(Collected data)
☆ ☆ ☆

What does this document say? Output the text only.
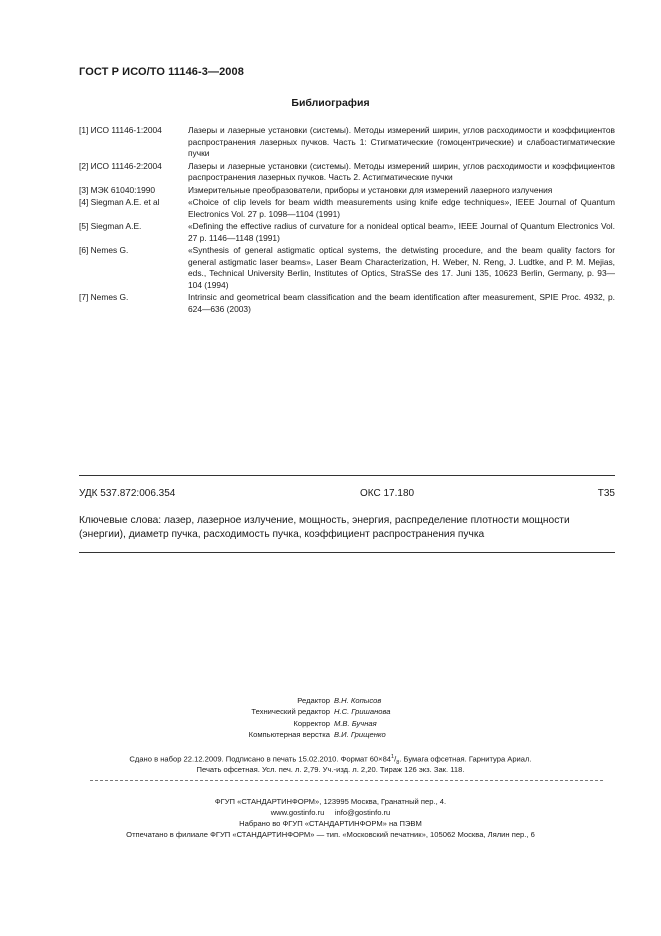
ГОСТ Р ИСО/ТО 11146-3—2008
Библиография
[1] ИСО 11146-1:2004	Лазеры и лазерные установки (системы). Методы измерений ширин, углов расходимости и коэффициентов распространения лазерных пучков. Часть 1: Стигматические (гомоцентрические) и слабоастигматические пучки
[2] ИСО 11146-2:2004	Лазеры и лазерные установки (системы). Методы измерений ширин, углов расходимости и коэффициентов распространения лазерных пучков. Часть 2. Астигматические пучки
[3] МЭК 61040:1990	Измерительные преобразователи, приборы и установки для измерений лазерного излучения
[4] Siegman A.E. et al	«Choice of clip levels for beam width measurements using knife edge techniques», IEEE Journal of Quantum Electronics Vol. 27 p. 1098—1104 (1991)
[5] Siegman A.E.	«Defining the effective radius of curvature for a nonideal optical beam», IEEE Journal of Quantum Electronics Vol. 27 p. 1146—1148 (1991)
[6] Nemes G.	«Synthesis of general astigmatic optical systems, the detwisting procedure, and the beam quality factors for general astigmatic laser beams», Laser Beam Characterization, H. Weber, N. Reng, J. Ludtke, and P. M. Mejias, eds., Technical University Berlin, Institutes of Optics, StraSSe des 17. Juni 135, 10623 Berlin, Germany, p. 93—104 (1994)
[7] Nemes G.	Intrinsic and geometrical beam classification and the beam identification after measurement, SPIE Proc. 4932, p. 624—636 (2003)
УДК 537.872:006.354	ОКС 17.180	Т35
Ключевые слова: лазер, лазерное излучение, мощность, энергия, распределение плотности мощности (энергии), диаметр пучка, расходимость пучка, коэффициент распространения пучка
Редактор В.Н. Копысов
Технический редактор Н.С. Гришанова
Корректор М.В. Бучная
Компьютерная верстка В.И. Грищенко
Сдано в набор 22.12.2009. Подписано в печать 15.02.2010. Формат $60\times 84^1/_8$. Бумага офсетная. Гарнитура Ариал.
Печать офсетная. Усл. печ. л. 2,79. Уч.-изд. л. 2,20. Тираж 126 экз. Зак. 118.
ФГУП «СТАНДАРТИНФОРМ», 123995 Москва, Гранатный пер., 4.
www.gostinfo.ru info@gostinfo.ru
Набрано во ФГУП «СТАНДАРТИНФОРМ» на ПЭВМ
Отпечатано в филиале ФГУП «СТАНДАРТИНФОРМ» — тип. «Московский печатник», 105062 Москва, Лялин пер., 6
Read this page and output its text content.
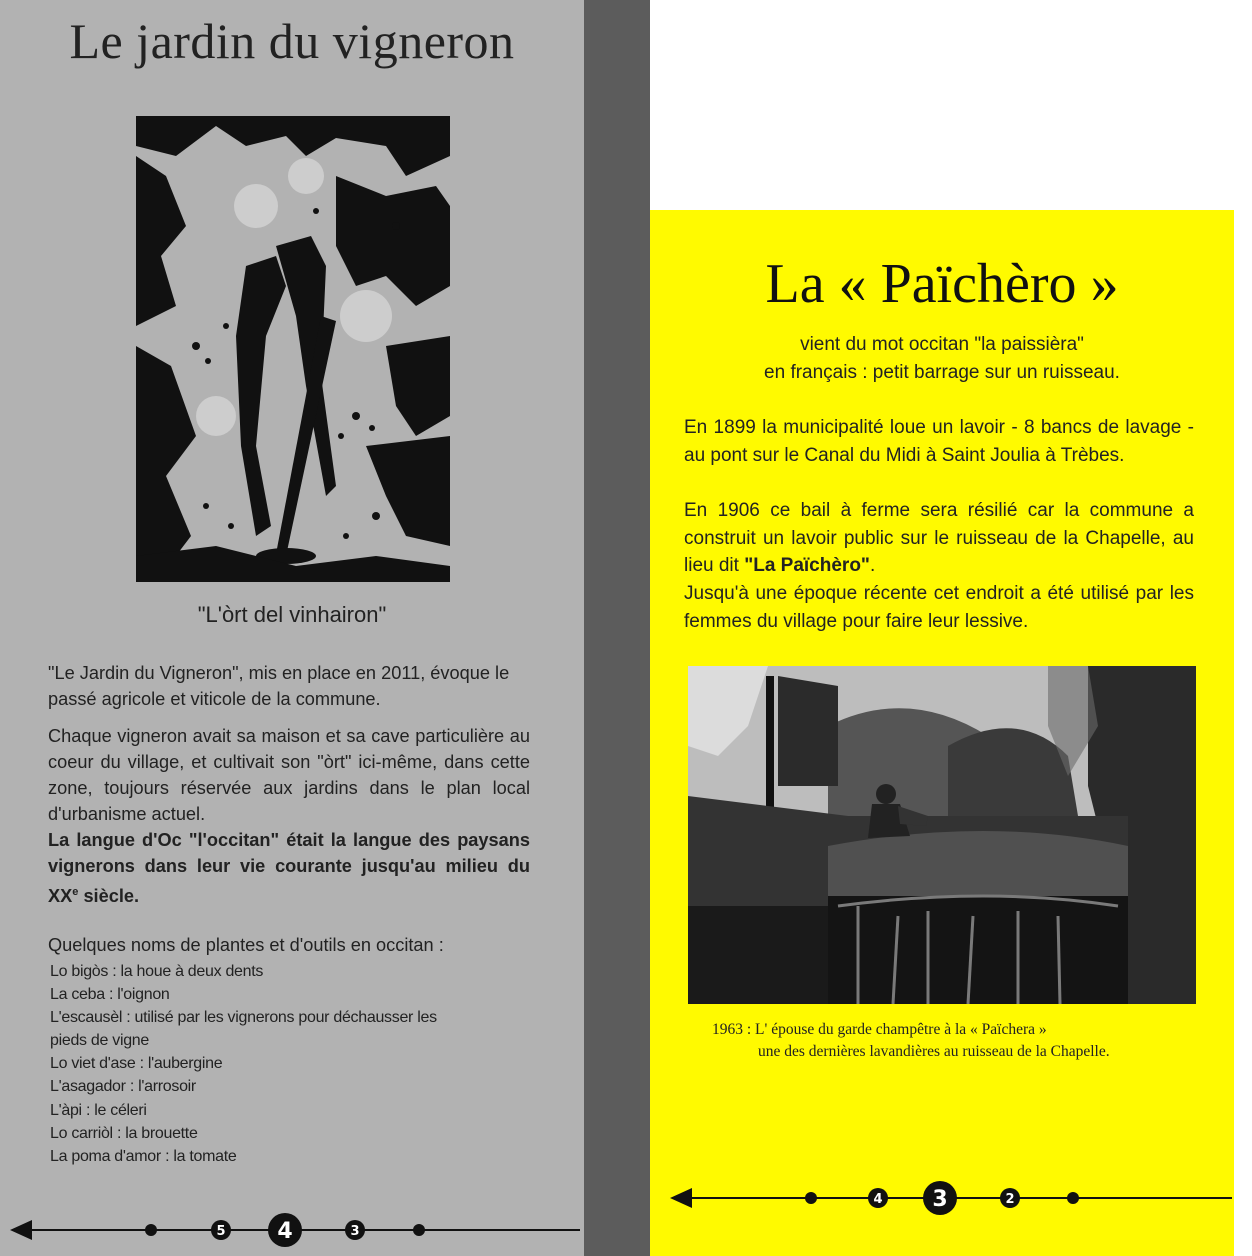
Le jardin du vigneron
"L'òrt del vinhairon"

"Le Jardin du Vigneron", mis en place en 2011, évoque le passé agricole et viticole de la commune.

Chaque vigneron avait sa maison et sa cave particulière au coeur du village, et cultivait son "òrt" ici-même, dans cette zone, toujours réservée aux jardins dans le plan local d'urbanisme actuel.
La langue d'Oc "l'occitan" était la langue des paysans vignerons dans leur vie courante jusqu'au milieu du XXe siècle.

Quelques noms de plantes et d'outils en occitan :

Lo bigòs : la houe à deux dents
La ceba : l'oignon
L'escausèl : utilisé par les vignerons pour déchausser les
pieds de vigne
Lo viet d'ase : l'aubergine
L'asagador : l'arrosoir
L'àpi : le céleri
Lo carriòl : la brouette
La poma d'amor : la tomate
5 4	3
La « Païchèro »
vient du mot occitan "la paissièra"
en français : petit barrage sur un ruisseau.

En 1899 la municipalité loue un lavoir - 8 bancs de lavage - au pont sur le Canal du Midi à Saint Joulia à Trèbes.

En 1906 ce bail à ferme sera résilié car la commune a construit un lavoir public sur le ruisseau de la Chapelle, au lieu dit "La Païchèro".

Jusqu'à une époque récente cet endroit a été utilisé par les femmes du village pour faire leur lessive.

1963 : L' épouse du garde champêtre à la « Païchera »
une des dernières lavandières au ruisseau de la Chapelle.
4 3	2
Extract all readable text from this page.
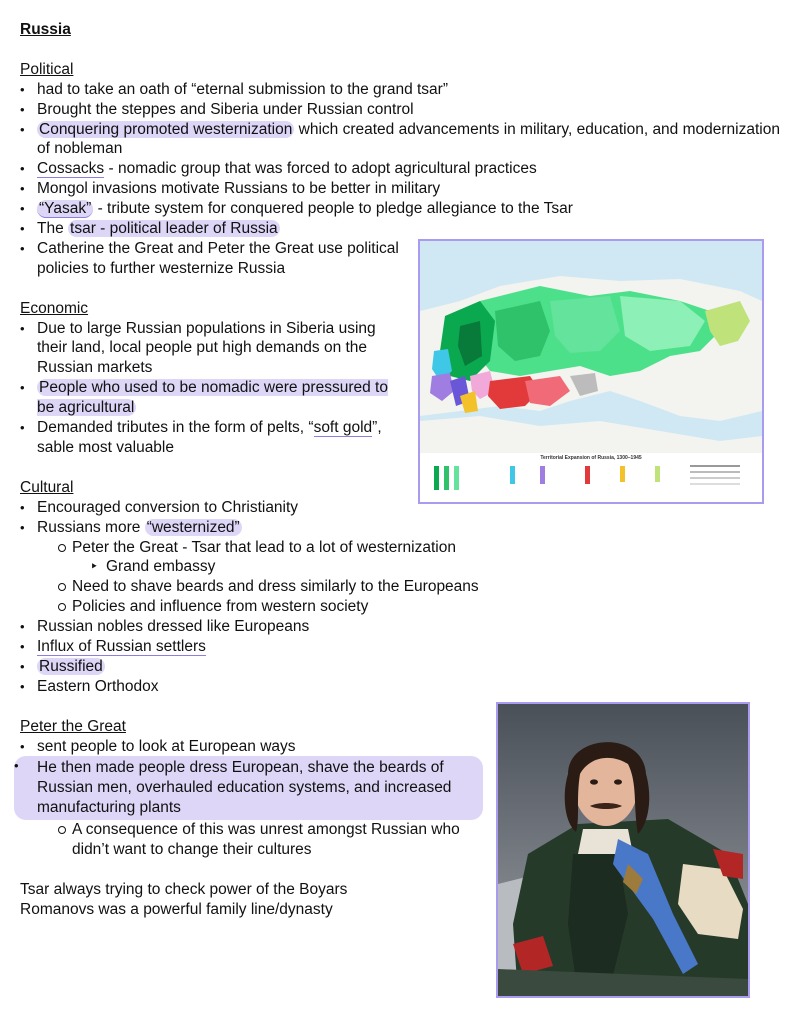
Russia
Political
• had to take an oath of “eternal submission to the grand tsar”
• Brought the steppes and Siberia under Russian control
• Conquering promoted westernization which created advancements in military, education, and modernization of nobleman
• Cossacks - nomadic group that was forced to adopt agricultural practices
• Mongol invasions motivate Russians to be better in military
• “Yasak” - tribute system for conquered people to pledge allegiance to the Tsar
• The tsar - political leader of Russia
• Catherine the Great and Peter the Great use political policies to further westernize Russia
Economic
• Due to large Russian populations in Siberia using their land, local people put high demands on the Russian markets
• People who used to be nomadic were pressured to be agricultural
• Demanded tributes in the form of pelts, “soft gold”, sable most valuable
Cultural
• Encouraged conversion to Christianity
• Russians more “westernized”
Peter the Great - Tsar that lead to a lot of westernization
‣ Grand embassy
Need to shave beards and dress similarly to the Europeans
Policies and influence from western society
• Russian nobles dressed like Europeans
• Influx of Russian settlers
• Russified
• Eastern Orthodox
Peter the Great
• sent people to look at European ways
• He then made people dress European, shave the beards of Russian men, overhauled education systems, and increased manufacturing plants
A consequence of this was unrest amongst Russian who didn’t want to change their cultures
Tsar always trying to check power of the Boyars
Romanovs was a powerful family line/dynasty
Territorial Expansion of Russia, 1300–1945
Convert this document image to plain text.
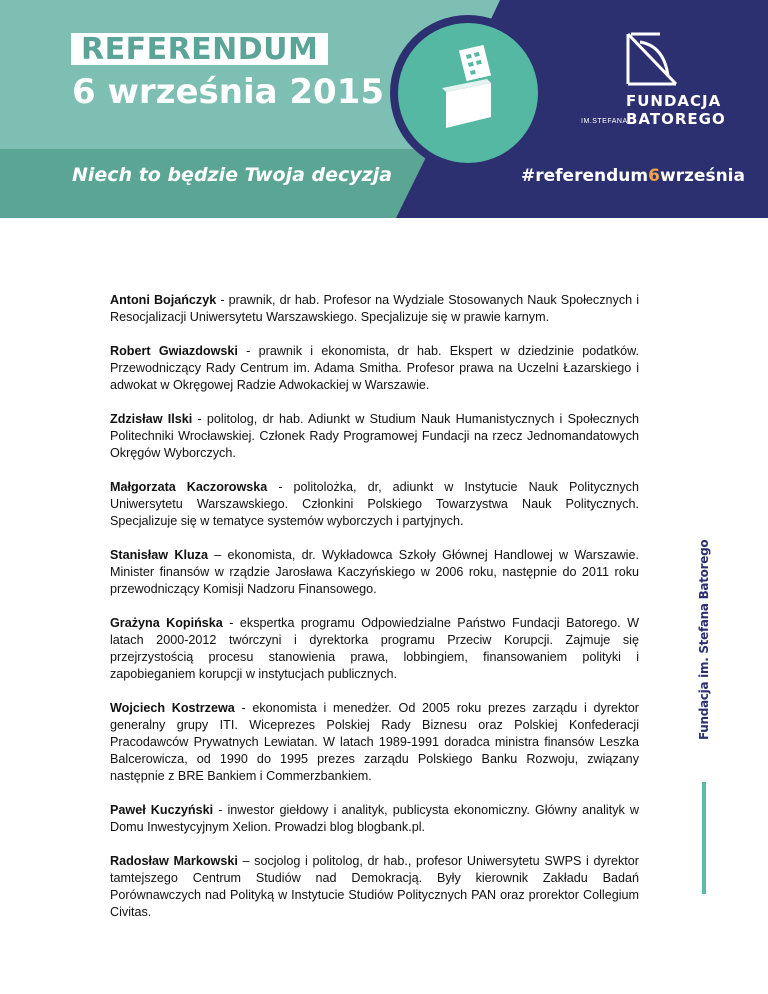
REFERENDUM
6 września 2015
Niech to będzie Twoja decyzja	#referendum6września
IM.STEFANA
FUNDACJA
BATOREGO

Antoni Bojańczyk - prawnik, dr hab. Profesor na Wydziale Stosowanych Nauk Społecznych i Resocjalizacji Uniwersytetu Warszawskiego. Specjalizuje się w prawie karnym.

Robert Gwiazdowski - prawnik i ekonomista, dr hab. Ekspert w dziedzinie podatków. Przewodniczący Rady Centrum im. Adama Smitha. Profesor prawa na Uczelni Łazarskiego i adwokat w Okręgowej Radzie Adwokackiej w Warszawie.

Zdzisław Ilski - politolog, dr hab. Adiunkt w Studium Nauk Humanistycznych i Społecznych Politechniki Wrocławskiej. Członek Rady Programowej Fundacji na rzecz Jednomandatowych Okręgów Wyborczych.

Małgorzata Kaczorowska - politolożka, dr, adiunkt w Instytucie Nauk Politycznych Uniwersytetu Warszawskiego. Członkini Polskiego Towarzystwa Nauk Politycznych. Specjalizuje się w tematyce systemów wyborczych i partyjnych.

Stanisław Kluza – ekonomista, dr. Wykładowca Szkoły Głównej Handlowej w Warszawie. Minister finansów w rządzie Jarosława Kaczyńskiego w 2006 roku, następnie do 2011 roku przewodniczący Komisji Nadzoru Finansowego.

Grażyna Kopińska - ekspertka programu Odpowiedzialne Państwo Fundacji Batorego. W latach 2000-2012 twórczyni i dyrektorka programu Przeciw Korupcji. Zajmuje się przejrzystością procesu stanowienia prawa, lobbingiem, finansowaniem polityki i zapobieganiem korupcji w instytucjach publicznych.

Wojciech Kostrzewa - ekonomista i menedżer. Od 2005 roku prezes zarządu i dyrektor generalny grupy ITI. Wiceprezes Polskiej Rady Biznesu oraz Polskiej Konfederacji Pracodawców Prywatnych Lewiatan. W latach 1989-1991 doradca ministra finansów Leszka Balcerowicza, od 1990 do 1995 prezes zarządu Polskiego Banku Rozwoju, związany następnie z BRE Bankiem i Commerzbankiem.

Paweł Kuczyński - inwestor giełdowy i analityk, publicysta ekonomiczny. Główny analityk w Domu Inwestycyjnym Xelion. Prowadzi blog blogbank.pl.

Radosław Markowski – socjolog i politolog, dr hab., profesor Uniwersytetu SWPS i dyrektor tamtejszego Centrum Studiów nad Demokracją. Były kierownik Zakładu Badań Porównawczych nad Polityką w Instytucie Studiów Politycznych PAN oraz prorektor Collegium Civitas.

Fundacja im. Stefana Batorego
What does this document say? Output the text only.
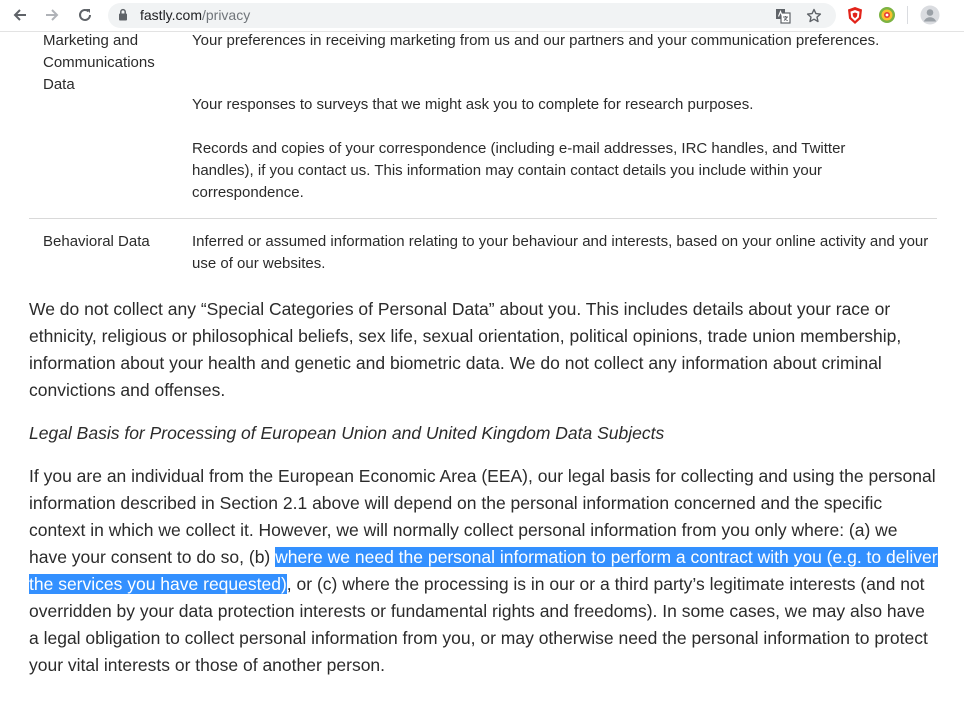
fastly.com/privacy
Marketing and Communications Data
Your preferences in receiving marketing from us and our partners and your communication preferences.
Your responses to surveys that we might ask you to complete for research purposes.
Records and copies of your correspondence (including e-mail addresses, IRC handles, and Twitter handles), if you contact us. This information may contain contact details you include within your correspondence.
Behavioral Data	Inferred or assumed information relating to your behaviour and interests, based on your online activity and your use of our websites.

We do not collect any “Special Categories of Personal Data” about you. This includes details about your race or ethnicity, religious or philosophical beliefs, sex life, sexual orientation, political opinions, trade union membership, information about your health and genetic and biometric data. We do not collect any information about criminal convictions and offenses.

Legal Basis for Processing of European Union and United Kingdom Data Subjects

If you are an individual from the European Economic Area (EEA), our legal basis for collecting and using the personal information described in Section 2.1 above will depend on the personal information concerned and the specific context in which we collect it. However, we will normally collect personal information from you only where: (a) we have your consent to do so, (b) where we need the personal information to perform a contract with you (e.g. to deliver the services you have requested), or (c) where the processing is in our or a third party’s legitimate interests (and not overridden by your data protection interests or fundamental rights and freedoms). In some cases, we may also have a legal obligation to collect personal information from you, or may otherwise need the personal information to protect your vital interests or those of another person.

☆ ☆ ☆

- Challenge: Lines that hold the word "page" are the ones to return, every one of them.

- Right answer:
Read this page and output its text content.
Extract all readable text from this page.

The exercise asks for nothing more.